Begin DATASET
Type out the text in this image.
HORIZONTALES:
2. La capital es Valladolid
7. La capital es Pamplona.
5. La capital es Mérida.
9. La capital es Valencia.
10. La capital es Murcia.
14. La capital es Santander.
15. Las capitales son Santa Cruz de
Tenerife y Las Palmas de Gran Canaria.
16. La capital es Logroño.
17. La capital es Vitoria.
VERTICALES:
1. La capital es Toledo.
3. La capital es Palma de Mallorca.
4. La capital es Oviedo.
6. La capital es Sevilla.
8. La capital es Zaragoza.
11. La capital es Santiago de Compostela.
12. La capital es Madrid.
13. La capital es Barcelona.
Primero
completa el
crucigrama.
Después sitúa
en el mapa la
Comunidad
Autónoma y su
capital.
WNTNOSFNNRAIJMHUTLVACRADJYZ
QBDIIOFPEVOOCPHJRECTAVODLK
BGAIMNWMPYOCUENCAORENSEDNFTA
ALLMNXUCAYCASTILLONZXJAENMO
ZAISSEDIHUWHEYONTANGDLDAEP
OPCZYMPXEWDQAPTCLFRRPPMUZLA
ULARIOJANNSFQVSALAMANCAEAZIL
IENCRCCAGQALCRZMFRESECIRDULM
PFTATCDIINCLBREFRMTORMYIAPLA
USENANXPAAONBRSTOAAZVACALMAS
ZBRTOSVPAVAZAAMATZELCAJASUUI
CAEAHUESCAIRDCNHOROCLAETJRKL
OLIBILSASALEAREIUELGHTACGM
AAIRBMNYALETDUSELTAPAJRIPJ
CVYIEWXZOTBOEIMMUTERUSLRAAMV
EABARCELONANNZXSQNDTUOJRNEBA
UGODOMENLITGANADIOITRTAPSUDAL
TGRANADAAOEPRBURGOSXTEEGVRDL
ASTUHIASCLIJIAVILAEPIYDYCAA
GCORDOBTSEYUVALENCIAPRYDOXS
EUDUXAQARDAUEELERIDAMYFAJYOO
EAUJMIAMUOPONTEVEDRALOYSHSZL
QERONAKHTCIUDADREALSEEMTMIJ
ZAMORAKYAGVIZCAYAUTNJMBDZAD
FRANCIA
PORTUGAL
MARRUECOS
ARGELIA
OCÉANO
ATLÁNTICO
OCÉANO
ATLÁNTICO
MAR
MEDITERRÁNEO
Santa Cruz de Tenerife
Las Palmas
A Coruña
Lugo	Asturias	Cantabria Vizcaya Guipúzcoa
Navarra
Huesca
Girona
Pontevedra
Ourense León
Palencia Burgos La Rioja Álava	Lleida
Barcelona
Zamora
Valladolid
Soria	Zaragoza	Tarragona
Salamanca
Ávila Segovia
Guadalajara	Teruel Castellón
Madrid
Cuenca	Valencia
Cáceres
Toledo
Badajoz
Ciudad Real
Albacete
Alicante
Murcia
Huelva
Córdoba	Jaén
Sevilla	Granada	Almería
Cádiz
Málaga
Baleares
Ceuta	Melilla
End DATASET
Search the preceding listing for the word "Cruz" and pull out every line that holds it.

▸ COMPLETE RESPONSE
15. Las capitales son Santa Cruz de
Santa Cruz de Tenerife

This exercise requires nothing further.